### Goal
Search the data below for the word "次预防性维护" and copy each line that holds it.

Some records
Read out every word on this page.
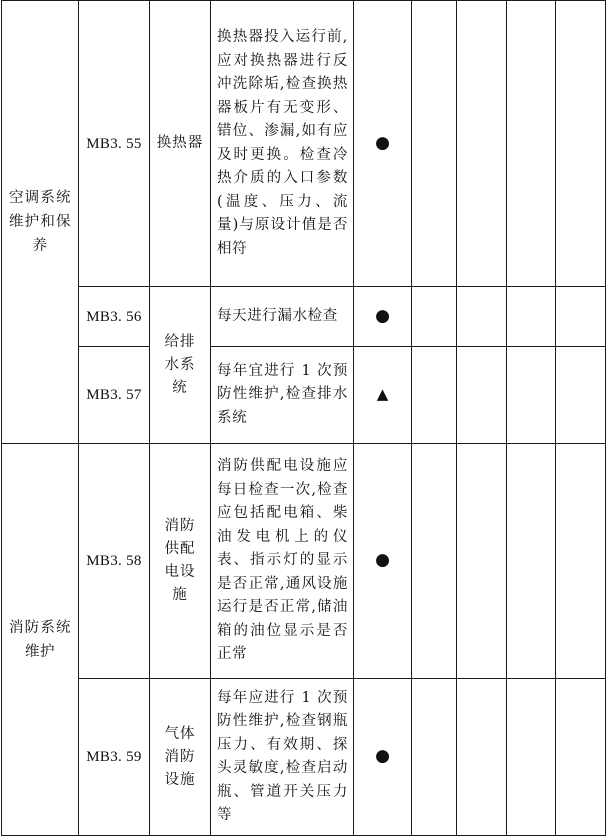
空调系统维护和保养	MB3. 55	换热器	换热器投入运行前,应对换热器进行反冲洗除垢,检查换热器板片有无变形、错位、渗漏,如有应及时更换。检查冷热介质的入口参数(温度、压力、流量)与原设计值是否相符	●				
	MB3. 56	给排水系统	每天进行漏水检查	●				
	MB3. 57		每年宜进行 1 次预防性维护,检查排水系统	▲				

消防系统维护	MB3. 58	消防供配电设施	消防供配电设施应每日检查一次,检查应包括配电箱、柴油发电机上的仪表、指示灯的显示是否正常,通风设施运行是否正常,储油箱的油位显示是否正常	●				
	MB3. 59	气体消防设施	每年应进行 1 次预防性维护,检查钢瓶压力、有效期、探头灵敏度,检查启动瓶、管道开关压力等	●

### Worked solution
	MB3. 57		每年宜进行 1 次预防性维护,检查排水系统	▲				
	MB3. 59	气体消防设施	每年应进行 1 次预防性维护,检查钢瓶压力、有效期、探头灵敏度,检查启动瓶、管道开关压力等	●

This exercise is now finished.